-- begin --

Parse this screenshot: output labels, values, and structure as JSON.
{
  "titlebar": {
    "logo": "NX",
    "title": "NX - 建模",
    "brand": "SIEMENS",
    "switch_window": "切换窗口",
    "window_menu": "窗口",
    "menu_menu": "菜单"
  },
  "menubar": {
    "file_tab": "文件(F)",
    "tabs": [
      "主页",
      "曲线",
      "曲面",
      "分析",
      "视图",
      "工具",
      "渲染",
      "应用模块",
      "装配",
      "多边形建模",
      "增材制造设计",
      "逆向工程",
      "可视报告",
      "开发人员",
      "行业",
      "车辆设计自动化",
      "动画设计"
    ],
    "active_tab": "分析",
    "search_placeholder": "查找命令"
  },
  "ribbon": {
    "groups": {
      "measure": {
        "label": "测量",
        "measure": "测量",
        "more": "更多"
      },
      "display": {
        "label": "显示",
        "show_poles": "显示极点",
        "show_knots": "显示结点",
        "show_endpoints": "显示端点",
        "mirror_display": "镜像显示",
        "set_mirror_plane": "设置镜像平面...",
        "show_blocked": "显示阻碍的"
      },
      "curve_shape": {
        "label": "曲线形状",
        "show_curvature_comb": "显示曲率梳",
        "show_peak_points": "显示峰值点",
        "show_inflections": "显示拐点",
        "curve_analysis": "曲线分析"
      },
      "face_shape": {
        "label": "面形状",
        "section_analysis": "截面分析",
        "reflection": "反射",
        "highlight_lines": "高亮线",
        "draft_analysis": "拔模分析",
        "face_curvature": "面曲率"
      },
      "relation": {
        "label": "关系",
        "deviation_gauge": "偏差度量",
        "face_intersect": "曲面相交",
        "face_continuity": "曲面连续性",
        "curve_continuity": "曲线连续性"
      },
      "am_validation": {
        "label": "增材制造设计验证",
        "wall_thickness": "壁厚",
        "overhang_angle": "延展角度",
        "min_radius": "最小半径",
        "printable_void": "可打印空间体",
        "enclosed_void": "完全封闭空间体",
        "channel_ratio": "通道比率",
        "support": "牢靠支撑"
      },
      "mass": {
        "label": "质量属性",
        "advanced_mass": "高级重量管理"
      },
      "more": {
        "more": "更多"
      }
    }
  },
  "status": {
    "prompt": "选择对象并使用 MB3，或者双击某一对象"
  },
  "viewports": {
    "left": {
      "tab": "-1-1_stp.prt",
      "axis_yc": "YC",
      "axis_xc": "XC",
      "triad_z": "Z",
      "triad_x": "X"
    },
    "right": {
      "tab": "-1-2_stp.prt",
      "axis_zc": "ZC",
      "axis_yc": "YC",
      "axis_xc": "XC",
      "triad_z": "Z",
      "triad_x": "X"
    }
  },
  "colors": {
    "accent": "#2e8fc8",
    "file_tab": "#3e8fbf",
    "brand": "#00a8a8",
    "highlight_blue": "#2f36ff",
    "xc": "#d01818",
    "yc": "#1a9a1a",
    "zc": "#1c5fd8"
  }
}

-- end --

--- What you have to do ---
Write out the entries in full, exactly as given.

--- Solution ---
Parse this screenshot: output labels, values, and structure as JSON.
{
  "titlebar": {
    "logo": "NX",
    "title": "NX - 建模",
    "brand": "SIEMENS",
    "switch_window": "切换窗口",
    "window_menu": "窗口",
    "menu_menu": "菜单"
  },
  "menubar": {
    "file_tab": "文件(F)",
    "tabs": [
      "主页",
      "曲线",
      "曲面",
      "分析",
      "视图",
      "工具",
      "渲染",
      "应用模块",
      "装配",
      "多边形建模",
      "增材制造设计",
      "逆向工程",
      "可视报告",
      "开发人员",
      "行业",
      "车辆设计自动化",
      "动画设计"
    ],
    "active_tab": "分析",
    "search_placeholder": "查找命令"
  },
  "ribbon": {
    "groups": {
      "measure": {
        "label": "测量",
        "measure": "测量",
        "more": "更多"
      },
      "display": {
        "label": "显示",
        "show_poles": "显示极点",
        "show_knots": "显示结点",
        "show_endpoints": "显示端点",
        "mirror_display": "镜像显示",
        "set_mirror_plane": "设置镜像平面...",
        "show_blocked": "显示阻碍的"
      },
      "curve_shape": {
        "label": "曲线形状",
        "show_curvature_comb": "显示曲率梳",
        "show_peak_points": "显示峰值点",
        "show_inflections": "显示拐点",
        "curve_analysis": "曲线分析"
      },
      "face_shape": {
        "label": "面形状",
        "section_analysis": "截面分析",
        "reflection": "反射",
        "highlight_lines": "高亮线",
        "draft_analysis": "拔模分析",
        "face_curvature": "面曲率"
      },
      "relation": {
        "label": "关系",
        "deviation_gauge": "偏差度量",
        "face_intersect": "曲面相交",
        "face_continuity": "曲面连续性",
        "curve_continuity": "曲线连续性"
      },
      "am_validation": {
        "label": "增材制造设计验证",
        "wall_thickness": "壁厚",
        "overhang_angle": "延展角度",
        "min_radius": "最小半径",
        "printable_void": "可打印空间体",
        "enclosed_void": "完全封闭空间体",
        "channel_ratio": "通道比率",
        "support": "牢靠支撑"
      },
      "mass": {
        "label": "质量属性",
        "advanced_mass": "高级重量管理"
      },
      "more": {
        "more": "更多"
      }
    }
  },
  "status": {
    "prompt": "选择对象并使用 MB3，或者双击某一对象"
  },
  "viewports": {
    "left": {
      "tab": "-1-1_stp.prt",
      "axis_yc": "YC",
      "axis_xc": "XC",
      "triad_z": "Z",
      "triad_x": "X"
    },
    "right": {
      "tab": "-1-2_stp.prt",
      "axis_zc": "ZC",
      "axis_yc": "YC",
      "axis_xc": "XC",
      "triad_z": "Z",
      "triad_x": "X"
    }
  },
  "colors": {
    "accent": "#2e8fc8",
    "file_tab": "#3e8fbf",
    "brand": "#00a8a8",
    "highlight_blue": "#2f36ff",
    "xc": "#d01818",
    "yc": "#1a9a1a",
    "zc": "#1c5fd8"
  }
}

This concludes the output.